Find the lines containing "почте" and say how many there are, with no other words.

▼▼▼

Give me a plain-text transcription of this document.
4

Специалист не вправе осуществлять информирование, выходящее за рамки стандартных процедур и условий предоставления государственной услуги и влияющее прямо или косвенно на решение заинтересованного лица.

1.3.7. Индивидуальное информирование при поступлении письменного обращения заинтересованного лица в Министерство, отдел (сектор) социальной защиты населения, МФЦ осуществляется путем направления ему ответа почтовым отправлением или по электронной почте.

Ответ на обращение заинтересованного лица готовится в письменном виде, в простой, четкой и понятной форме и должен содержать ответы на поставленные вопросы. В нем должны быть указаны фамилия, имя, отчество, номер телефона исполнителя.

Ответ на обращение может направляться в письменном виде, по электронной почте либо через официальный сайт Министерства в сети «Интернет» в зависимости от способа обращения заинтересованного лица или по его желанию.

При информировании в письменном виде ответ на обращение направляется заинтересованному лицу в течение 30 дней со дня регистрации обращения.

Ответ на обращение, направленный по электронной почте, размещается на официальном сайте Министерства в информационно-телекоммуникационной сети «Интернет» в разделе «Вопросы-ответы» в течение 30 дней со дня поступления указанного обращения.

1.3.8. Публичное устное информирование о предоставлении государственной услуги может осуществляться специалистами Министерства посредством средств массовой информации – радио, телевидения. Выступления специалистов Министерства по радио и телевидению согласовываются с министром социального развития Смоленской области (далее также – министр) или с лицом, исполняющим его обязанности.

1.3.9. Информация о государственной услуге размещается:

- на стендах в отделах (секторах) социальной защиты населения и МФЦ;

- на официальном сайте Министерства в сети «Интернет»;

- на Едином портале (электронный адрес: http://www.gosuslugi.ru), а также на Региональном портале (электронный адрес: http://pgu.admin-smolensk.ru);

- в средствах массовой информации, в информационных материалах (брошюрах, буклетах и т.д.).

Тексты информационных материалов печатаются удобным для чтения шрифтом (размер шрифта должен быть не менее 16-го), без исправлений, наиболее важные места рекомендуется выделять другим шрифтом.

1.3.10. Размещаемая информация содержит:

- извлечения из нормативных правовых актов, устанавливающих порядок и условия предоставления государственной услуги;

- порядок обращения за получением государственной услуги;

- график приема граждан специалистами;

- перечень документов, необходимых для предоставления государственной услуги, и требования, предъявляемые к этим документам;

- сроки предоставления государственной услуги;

▲▲▲

[Correct result] 3